-- AVAILABLE DATA start --
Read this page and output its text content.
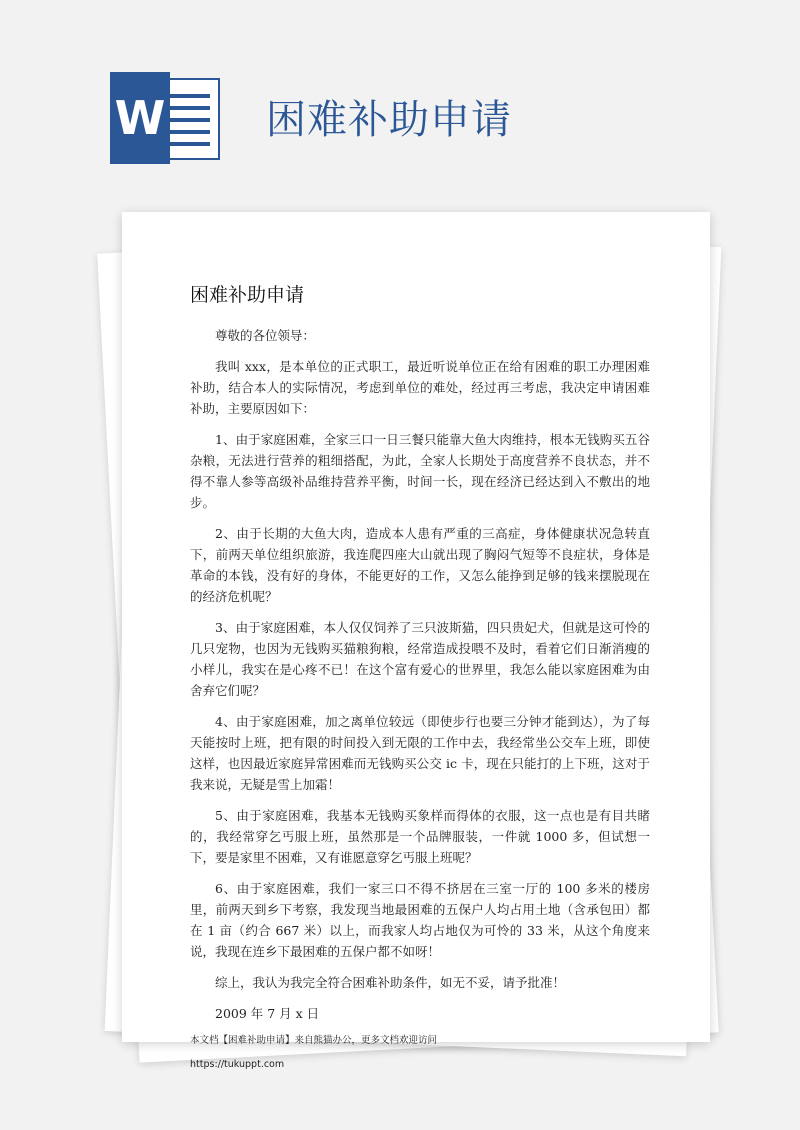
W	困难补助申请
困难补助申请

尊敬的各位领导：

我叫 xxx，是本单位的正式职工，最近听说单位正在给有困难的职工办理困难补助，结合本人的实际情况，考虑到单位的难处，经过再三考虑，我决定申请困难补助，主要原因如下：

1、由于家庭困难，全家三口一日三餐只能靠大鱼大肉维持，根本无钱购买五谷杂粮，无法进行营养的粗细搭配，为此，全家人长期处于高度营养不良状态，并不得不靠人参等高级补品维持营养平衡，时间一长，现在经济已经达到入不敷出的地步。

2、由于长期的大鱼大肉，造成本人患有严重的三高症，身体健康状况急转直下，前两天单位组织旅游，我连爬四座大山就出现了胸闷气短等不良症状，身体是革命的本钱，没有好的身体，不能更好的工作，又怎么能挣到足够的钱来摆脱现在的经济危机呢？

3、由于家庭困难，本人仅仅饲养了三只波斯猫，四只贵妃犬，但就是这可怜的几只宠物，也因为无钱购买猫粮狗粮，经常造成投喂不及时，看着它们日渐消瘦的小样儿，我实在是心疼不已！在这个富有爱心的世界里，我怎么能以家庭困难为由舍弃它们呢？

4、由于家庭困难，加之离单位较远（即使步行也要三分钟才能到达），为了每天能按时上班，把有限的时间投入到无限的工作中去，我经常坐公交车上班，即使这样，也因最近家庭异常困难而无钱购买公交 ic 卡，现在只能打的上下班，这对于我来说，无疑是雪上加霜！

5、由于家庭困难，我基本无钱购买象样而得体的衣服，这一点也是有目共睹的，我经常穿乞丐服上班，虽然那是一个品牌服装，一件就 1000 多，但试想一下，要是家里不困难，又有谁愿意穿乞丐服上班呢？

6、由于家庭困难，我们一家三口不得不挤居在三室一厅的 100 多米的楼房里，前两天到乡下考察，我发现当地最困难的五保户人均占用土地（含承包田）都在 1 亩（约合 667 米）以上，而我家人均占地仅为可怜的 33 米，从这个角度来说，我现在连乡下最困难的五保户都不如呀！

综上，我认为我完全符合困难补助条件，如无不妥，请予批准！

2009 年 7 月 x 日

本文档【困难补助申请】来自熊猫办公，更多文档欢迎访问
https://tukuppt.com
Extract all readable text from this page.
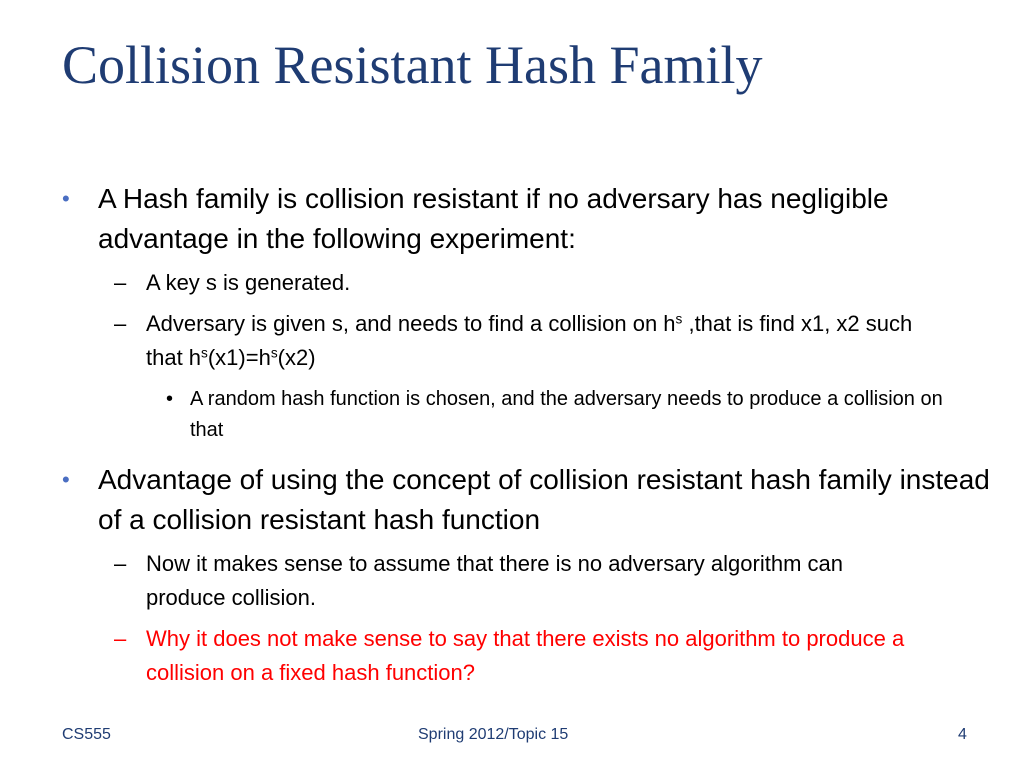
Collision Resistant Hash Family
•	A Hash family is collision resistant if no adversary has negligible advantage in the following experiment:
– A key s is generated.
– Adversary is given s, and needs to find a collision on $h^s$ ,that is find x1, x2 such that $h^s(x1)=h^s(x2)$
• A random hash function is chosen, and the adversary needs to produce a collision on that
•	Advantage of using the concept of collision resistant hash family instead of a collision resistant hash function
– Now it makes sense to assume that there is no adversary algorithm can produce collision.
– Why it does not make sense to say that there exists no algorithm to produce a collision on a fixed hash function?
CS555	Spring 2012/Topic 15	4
-- AVAILABLE DATA end --
Each line above that holds the string "困难补助申请" should be copied and shown.

RESULT OF THE EXERCISE —
W	困难补助申请
困难补助申请
本文档【困难补助申请】来自熊猫办公，更多文档欢迎访问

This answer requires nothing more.